__Extracted records__
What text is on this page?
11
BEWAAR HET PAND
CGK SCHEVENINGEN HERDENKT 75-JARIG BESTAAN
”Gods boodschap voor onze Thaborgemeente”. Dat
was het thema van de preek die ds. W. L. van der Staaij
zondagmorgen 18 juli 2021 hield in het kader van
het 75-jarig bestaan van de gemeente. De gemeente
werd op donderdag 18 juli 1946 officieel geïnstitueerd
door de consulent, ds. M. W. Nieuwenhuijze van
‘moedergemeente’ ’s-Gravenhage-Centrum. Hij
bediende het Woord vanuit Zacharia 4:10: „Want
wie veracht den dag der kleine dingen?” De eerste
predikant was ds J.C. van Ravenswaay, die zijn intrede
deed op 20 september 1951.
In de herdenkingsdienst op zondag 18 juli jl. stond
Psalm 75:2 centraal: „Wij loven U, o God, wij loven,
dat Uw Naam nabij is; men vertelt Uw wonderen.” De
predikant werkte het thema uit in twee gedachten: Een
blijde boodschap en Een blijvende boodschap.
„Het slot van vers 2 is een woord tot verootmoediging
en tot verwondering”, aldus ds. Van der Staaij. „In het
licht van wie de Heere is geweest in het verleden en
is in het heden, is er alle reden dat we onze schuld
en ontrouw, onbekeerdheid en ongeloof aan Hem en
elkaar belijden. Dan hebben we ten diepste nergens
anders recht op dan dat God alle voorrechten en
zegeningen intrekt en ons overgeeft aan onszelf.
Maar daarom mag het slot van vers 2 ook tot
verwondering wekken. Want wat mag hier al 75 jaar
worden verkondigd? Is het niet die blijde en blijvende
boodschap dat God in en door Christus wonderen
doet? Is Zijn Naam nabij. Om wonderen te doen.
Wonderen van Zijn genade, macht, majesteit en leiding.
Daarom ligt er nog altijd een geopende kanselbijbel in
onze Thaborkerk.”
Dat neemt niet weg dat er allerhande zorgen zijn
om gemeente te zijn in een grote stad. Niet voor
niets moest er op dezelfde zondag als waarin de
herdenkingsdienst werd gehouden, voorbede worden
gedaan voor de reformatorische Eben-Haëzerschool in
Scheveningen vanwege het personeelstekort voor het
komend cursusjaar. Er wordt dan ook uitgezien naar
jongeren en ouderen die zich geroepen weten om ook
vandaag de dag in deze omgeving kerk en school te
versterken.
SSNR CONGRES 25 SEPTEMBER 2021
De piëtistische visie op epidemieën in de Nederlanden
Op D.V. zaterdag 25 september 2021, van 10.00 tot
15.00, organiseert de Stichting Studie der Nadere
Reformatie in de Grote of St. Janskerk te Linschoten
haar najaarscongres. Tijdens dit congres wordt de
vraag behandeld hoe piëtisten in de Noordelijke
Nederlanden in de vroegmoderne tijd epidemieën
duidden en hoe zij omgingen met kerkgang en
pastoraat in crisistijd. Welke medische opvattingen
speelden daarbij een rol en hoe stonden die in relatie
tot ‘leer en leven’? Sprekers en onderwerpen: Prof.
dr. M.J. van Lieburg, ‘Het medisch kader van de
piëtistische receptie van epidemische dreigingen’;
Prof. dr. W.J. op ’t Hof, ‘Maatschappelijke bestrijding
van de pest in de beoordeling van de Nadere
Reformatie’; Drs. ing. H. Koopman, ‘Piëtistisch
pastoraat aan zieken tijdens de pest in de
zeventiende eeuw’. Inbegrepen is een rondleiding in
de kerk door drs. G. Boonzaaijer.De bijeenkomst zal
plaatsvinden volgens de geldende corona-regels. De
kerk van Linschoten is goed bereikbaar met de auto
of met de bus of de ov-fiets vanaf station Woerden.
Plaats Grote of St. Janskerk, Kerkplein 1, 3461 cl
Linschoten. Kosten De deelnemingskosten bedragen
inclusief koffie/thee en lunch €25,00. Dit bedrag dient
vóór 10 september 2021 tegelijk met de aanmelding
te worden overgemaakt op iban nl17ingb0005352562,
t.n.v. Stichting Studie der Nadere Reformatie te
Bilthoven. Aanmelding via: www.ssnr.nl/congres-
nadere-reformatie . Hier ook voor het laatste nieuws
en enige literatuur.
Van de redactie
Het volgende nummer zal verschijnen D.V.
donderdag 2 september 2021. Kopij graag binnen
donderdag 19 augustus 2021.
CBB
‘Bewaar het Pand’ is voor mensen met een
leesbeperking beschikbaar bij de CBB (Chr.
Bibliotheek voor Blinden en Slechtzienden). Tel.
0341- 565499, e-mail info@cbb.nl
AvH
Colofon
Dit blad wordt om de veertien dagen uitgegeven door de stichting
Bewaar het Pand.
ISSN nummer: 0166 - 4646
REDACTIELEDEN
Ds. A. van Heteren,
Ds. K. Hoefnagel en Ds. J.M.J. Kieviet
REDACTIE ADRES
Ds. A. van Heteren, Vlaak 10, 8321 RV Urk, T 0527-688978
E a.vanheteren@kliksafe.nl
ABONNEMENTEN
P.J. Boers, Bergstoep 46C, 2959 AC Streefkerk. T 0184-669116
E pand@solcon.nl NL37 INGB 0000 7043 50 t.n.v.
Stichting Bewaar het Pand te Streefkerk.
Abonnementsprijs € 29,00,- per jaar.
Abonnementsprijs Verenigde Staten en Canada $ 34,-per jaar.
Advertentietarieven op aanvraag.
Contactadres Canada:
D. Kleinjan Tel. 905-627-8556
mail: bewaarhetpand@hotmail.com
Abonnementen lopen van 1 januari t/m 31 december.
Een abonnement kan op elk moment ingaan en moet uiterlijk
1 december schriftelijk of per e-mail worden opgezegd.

__EXERCISE PROMPT__
Give an exact copy of all the data shown above.

__COMPLETED EXERCISE__
What text is on this page?
11
BEWAAR HET PAND
CGK SCHEVENINGEN HERDENKT 75-JARIG BESTAAN
”Gods boodschap voor onze Thaborgemeente”. Dat
was het thema van de preek die ds. W. L. van der Staaij
zondagmorgen 18 juli 2021 hield in het kader van
het 75-jarig bestaan van de gemeente. De gemeente
werd op donderdag 18 juli 1946 officieel geïnstitueerd
door de consulent, ds. M. W. Nieuwenhuijze van
‘moedergemeente’ ’s-Gravenhage-Centrum. Hij
bediende het Woord vanuit Zacharia 4:10: „Want
wie veracht den dag der kleine dingen?” De eerste
predikant was ds J.C. van Ravenswaay, die zijn intrede
deed op 20 september 1951.
In de herdenkingsdienst op zondag 18 juli jl. stond
Psalm 75:2 centraal: „Wij loven U, o God, wij loven,
dat Uw Naam nabij is; men vertelt Uw wonderen.” De
predikant werkte het thema uit in twee gedachten: Een
blijde boodschap en Een blijvende boodschap.
„Het slot van vers 2 is een woord tot verootmoediging
en tot verwondering”, aldus ds. Van der Staaij. „In het
licht van wie de Heere is geweest in het verleden en
is in het heden, is er alle reden dat we onze schuld
en ontrouw, onbekeerdheid en ongeloof aan Hem en
elkaar belijden. Dan hebben we ten diepste nergens
anders recht op dan dat God alle voorrechten en
zegeningen intrekt en ons overgeeft aan onszelf.
Maar daarom mag het slot van vers 2 ook tot
verwondering wekken. Want wat mag hier al 75 jaar
worden verkondigd? Is het niet die blijde en blijvende
boodschap dat God in en door Christus wonderen
doet? Is Zijn Naam nabij. Om wonderen te doen.
Wonderen van Zijn genade, macht, majesteit en leiding.
Daarom ligt er nog altijd een geopende kanselbijbel in
onze Thaborkerk.”
Dat neemt niet weg dat er allerhande zorgen zijn
om gemeente te zijn in een grote stad. Niet voor
niets moest er op dezelfde zondag als waarin de
herdenkingsdienst werd gehouden, voorbede worden
gedaan voor de reformatorische Eben-Haëzerschool in
Scheveningen vanwege het personeelstekort voor het
komend cursusjaar. Er wordt dan ook uitgezien naar
jongeren en ouderen die zich geroepen weten om ook
vandaag de dag in deze omgeving kerk en school te
versterken.
SSNR CONGRES 25 SEPTEMBER 2021
De piëtistische visie op epidemieën in de Nederlanden
Op D.V. zaterdag 25 september 2021, van 10.00 tot
15.00, organiseert de Stichting Studie der Nadere
Reformatie in de Grote of St. Janskerk te Linschoten
haar najaarscongres. Tijdens dit congres wordt de
vraag behandeld hoe piëtisten in de Noordelijke
Nederlanden in de vroegmoderne tijd epidemieën
duidden en hoe zij omgingen met kerkgang en
pastoraat in crisistijd. Welke medische opvattingen
speelden daarbij een rol en hoe stonden die in relatie
tot ‘leer en leven’? Sprekers en onderwerpen: Prof.
dr. M.J. van Lieburg, ‘Het medisch kader van de
piëtistische receptie van epidemische dreigingen’;
Prof. dr. W.J. op ’t Hof, ‘Maatschappelijke bestrijding
van de pest in de beoordeling van de Nadere
Reformatie’; Drs. ing. H. Koopman, ‘Piëtistisch
pastoraat aan zieken tijdens de pest in de
zeventiende eeuw’. Inbegrepen is een rondleiding in
de kerk door drs. G. Boonzaaijer.De bijeenkomst zal
plaatsvinden volgens de geldende corona-regels. De
kerk van Linschoten is goed bereikbaar met de auto
of met de bus of de ov-fiets vanaf station Woerden.
Plaats Grote of St. Janskerk, Kerkplein 1, 3461 cl
Linschoten. Kosten De deelnemingskosten bedragen
inclusief koffie/thee en lunch €25,00. Dit bedrag dient
vóór 10 september 2021 tegelijk met de aanmelding
te worden overgemaakt op iban nl17ingb0005352562,
t.n.v. Stichting Studie der Nadere Reformatie te
Bilthoven. Aanmelding via: www.ssnr.nl/congres-
nadere-reformatie . Hier ook voor het laatste nieuws
en enige literatuur.
Van de redactie
Het volgende nummer zal verschijnen D.V.
donderdag 2 september 2021. Kopij graag binnen
donderdag 19 augustus 2021.
CBB
‘Bewaar het Pand’ is voor mensen met een
leesbeperking beschikbaar bij de CBB (Chr.
Bibliotheek voor Blinden en Slechtzienden). Tel.
0341- 565499, e-mail info@cbb.nl
AvH
Colofon
Dit blad wordt om de veertien dagen uitgegeven door de stichting
Bewaar het Pand.
ISSN nummer: 0166 - 4646
REDACTIELEDEN
Ds. A. van Heteren,
Ds. K. Hoefnagel en Ds. J.M.J. Kieviet
REDACTIE ADRES
Ds. A. van Heteren, Vlaak 10, 8321 RV Urk, T 0527-688978
E a.vanheteren@kliksafe.nl
ABONNEMENTEN
P.J. Boers, Bergstoep 46C, 2959 AC Streefkerk. T 0184-669116
E pand@solcon.nl NL37 INGB 0000 7043 50 t.n.v.
Stichting Bewaar het Pand te Streefkerk.
Abonnementsprijs € 29,00,- per jaar.
Abonnementsprijs Verenigde Staten en Canada $ 34,-per jaar.
Advertentietarieven op aanvraag.
Contactadres Canada:
D. Kleinjan Tel. 905-627-8556
mail: bewaarhetpand@hotmail.com
Abonnementen lopen van 1 januari t/m 31 december.
Een abonnement kan op elk moment ingaan en moet uiterlijk
1 december schriftelijk of per e-mail worden opgezegd.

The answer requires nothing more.